→ **DATA EXTRACTS**
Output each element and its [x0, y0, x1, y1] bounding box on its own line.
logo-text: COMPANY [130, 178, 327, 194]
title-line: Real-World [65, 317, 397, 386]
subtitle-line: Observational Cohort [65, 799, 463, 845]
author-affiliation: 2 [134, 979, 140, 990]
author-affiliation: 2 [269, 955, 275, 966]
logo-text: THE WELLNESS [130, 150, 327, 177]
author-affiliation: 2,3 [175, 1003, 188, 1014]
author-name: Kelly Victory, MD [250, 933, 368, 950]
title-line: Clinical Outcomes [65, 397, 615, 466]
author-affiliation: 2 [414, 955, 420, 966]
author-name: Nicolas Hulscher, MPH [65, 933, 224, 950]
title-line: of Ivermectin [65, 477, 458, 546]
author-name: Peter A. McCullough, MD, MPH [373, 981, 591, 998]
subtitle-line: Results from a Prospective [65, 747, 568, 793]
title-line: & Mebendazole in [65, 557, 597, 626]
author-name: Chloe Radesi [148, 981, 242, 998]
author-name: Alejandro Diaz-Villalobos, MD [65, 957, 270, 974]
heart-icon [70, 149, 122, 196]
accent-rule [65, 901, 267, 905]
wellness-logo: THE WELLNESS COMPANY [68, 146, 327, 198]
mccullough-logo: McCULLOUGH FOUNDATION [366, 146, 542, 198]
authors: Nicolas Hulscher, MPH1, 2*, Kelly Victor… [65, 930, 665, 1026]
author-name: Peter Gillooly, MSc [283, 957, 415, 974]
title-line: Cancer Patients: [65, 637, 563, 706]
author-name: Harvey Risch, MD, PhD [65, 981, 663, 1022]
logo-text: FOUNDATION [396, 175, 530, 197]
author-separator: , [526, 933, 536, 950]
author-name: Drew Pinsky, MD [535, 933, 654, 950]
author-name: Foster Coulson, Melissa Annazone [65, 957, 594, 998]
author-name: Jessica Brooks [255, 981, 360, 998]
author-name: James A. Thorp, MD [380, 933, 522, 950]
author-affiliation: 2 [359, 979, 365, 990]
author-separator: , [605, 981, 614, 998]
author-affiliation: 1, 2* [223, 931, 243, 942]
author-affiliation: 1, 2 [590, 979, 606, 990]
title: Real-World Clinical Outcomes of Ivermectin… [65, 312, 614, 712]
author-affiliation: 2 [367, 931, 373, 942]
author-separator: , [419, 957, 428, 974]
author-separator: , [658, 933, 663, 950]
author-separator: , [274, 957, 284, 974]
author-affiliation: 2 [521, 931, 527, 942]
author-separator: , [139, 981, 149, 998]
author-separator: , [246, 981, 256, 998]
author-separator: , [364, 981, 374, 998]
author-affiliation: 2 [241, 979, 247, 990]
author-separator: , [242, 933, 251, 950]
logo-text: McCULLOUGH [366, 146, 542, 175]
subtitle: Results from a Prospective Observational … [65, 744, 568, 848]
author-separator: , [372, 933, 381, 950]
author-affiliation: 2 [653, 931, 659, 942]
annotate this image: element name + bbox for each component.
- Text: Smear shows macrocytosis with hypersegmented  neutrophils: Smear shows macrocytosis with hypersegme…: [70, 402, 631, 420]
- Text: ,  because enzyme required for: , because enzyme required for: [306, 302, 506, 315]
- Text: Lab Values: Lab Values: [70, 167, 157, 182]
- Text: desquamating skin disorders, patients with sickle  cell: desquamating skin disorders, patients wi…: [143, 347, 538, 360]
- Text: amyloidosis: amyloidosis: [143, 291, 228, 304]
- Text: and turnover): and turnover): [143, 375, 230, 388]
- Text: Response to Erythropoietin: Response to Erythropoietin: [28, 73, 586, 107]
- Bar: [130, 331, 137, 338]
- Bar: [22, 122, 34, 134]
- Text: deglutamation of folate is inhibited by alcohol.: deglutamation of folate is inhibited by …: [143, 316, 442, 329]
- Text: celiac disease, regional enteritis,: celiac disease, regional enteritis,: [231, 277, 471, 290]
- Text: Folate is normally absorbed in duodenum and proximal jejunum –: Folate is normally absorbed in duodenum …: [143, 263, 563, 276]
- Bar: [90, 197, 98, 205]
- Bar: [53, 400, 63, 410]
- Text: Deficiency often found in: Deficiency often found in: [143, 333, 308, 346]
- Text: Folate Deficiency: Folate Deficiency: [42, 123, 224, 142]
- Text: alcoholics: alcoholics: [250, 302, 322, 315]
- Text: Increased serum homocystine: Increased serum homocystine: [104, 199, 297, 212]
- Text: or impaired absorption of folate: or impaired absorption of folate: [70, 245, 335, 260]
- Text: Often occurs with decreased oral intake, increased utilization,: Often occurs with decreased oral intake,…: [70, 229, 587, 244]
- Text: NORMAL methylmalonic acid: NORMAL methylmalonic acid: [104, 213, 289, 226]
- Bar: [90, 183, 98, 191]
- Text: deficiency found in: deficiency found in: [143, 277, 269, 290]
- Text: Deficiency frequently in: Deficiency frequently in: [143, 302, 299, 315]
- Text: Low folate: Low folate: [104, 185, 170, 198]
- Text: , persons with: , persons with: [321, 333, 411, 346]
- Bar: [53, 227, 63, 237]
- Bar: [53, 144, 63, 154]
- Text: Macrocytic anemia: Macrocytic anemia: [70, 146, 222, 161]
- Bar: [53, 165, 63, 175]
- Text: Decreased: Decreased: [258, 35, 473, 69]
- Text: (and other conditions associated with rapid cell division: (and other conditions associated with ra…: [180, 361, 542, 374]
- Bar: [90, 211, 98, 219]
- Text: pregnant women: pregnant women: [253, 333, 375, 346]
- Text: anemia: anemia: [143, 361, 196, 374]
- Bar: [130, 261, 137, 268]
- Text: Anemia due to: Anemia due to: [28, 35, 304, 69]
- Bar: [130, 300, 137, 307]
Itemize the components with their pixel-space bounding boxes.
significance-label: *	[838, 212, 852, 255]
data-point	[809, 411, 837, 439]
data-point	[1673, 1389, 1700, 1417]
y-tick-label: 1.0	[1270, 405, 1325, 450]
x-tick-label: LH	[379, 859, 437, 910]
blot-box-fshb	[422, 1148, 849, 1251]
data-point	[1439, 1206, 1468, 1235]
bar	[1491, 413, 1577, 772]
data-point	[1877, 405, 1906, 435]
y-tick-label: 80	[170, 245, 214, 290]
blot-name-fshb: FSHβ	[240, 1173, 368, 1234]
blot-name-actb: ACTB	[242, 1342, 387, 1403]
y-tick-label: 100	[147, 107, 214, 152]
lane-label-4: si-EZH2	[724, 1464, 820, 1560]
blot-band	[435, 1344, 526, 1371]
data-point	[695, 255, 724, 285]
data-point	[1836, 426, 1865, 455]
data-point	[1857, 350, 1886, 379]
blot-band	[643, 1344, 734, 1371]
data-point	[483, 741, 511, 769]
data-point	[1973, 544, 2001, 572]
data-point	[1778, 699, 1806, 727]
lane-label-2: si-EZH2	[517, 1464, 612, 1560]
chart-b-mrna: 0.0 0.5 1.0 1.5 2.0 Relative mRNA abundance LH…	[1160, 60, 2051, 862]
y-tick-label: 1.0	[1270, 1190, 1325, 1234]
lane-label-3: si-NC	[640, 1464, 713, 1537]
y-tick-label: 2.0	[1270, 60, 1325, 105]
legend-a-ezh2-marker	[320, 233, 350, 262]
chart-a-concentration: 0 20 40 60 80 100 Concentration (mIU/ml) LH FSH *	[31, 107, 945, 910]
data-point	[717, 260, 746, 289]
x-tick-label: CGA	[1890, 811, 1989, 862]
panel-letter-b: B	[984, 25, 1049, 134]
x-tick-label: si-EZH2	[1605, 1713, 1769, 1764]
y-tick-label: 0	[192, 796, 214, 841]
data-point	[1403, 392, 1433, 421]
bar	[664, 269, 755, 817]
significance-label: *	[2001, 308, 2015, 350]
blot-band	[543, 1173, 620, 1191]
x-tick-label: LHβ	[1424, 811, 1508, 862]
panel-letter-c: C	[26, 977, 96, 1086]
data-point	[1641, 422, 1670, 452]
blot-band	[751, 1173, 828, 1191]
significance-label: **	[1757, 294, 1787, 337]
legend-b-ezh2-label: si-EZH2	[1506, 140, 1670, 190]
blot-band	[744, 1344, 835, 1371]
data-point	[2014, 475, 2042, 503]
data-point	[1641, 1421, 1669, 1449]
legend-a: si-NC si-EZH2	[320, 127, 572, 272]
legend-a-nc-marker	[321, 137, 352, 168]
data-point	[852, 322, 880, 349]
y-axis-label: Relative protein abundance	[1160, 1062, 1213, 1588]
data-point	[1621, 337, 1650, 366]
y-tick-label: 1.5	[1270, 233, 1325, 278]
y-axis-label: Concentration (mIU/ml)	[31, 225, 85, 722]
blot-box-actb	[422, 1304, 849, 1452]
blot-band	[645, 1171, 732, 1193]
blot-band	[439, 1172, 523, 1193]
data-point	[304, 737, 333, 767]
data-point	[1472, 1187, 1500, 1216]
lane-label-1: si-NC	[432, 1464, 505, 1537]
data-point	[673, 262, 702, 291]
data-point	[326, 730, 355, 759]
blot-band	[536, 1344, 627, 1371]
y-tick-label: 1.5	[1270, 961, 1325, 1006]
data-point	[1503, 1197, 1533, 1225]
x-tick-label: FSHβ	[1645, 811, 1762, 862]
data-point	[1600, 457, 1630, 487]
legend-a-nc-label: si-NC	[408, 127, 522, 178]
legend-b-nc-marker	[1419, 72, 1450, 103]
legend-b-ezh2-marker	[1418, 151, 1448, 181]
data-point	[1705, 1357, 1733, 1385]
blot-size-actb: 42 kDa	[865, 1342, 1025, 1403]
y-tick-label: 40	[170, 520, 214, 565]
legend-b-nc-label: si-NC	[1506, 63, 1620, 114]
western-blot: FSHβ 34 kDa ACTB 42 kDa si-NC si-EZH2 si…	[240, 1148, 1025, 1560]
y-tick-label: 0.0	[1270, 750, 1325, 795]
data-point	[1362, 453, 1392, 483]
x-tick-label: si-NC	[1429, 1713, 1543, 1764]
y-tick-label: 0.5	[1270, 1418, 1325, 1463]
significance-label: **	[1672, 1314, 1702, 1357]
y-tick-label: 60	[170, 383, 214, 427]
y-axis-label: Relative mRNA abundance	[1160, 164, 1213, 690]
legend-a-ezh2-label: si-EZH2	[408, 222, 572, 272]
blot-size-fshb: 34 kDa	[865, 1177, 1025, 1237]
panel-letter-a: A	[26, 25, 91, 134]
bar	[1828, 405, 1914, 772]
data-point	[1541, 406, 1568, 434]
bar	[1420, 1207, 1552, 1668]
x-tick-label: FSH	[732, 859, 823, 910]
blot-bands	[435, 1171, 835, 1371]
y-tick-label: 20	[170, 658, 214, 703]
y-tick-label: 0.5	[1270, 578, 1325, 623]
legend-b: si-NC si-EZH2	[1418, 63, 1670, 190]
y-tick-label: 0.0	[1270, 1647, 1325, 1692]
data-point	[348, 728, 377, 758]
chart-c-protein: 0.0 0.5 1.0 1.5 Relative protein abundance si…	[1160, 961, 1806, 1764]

→ **PROMPT**
Scan the material above. Return every line containing the string "WELLNESS".

→ **WRITTEN SOLUTION**
logo-text: THE WELLNESS [130, 150, 327, 177]
wellness-logo: THE WELLNESS COMPANY [68, 146, 327, 198]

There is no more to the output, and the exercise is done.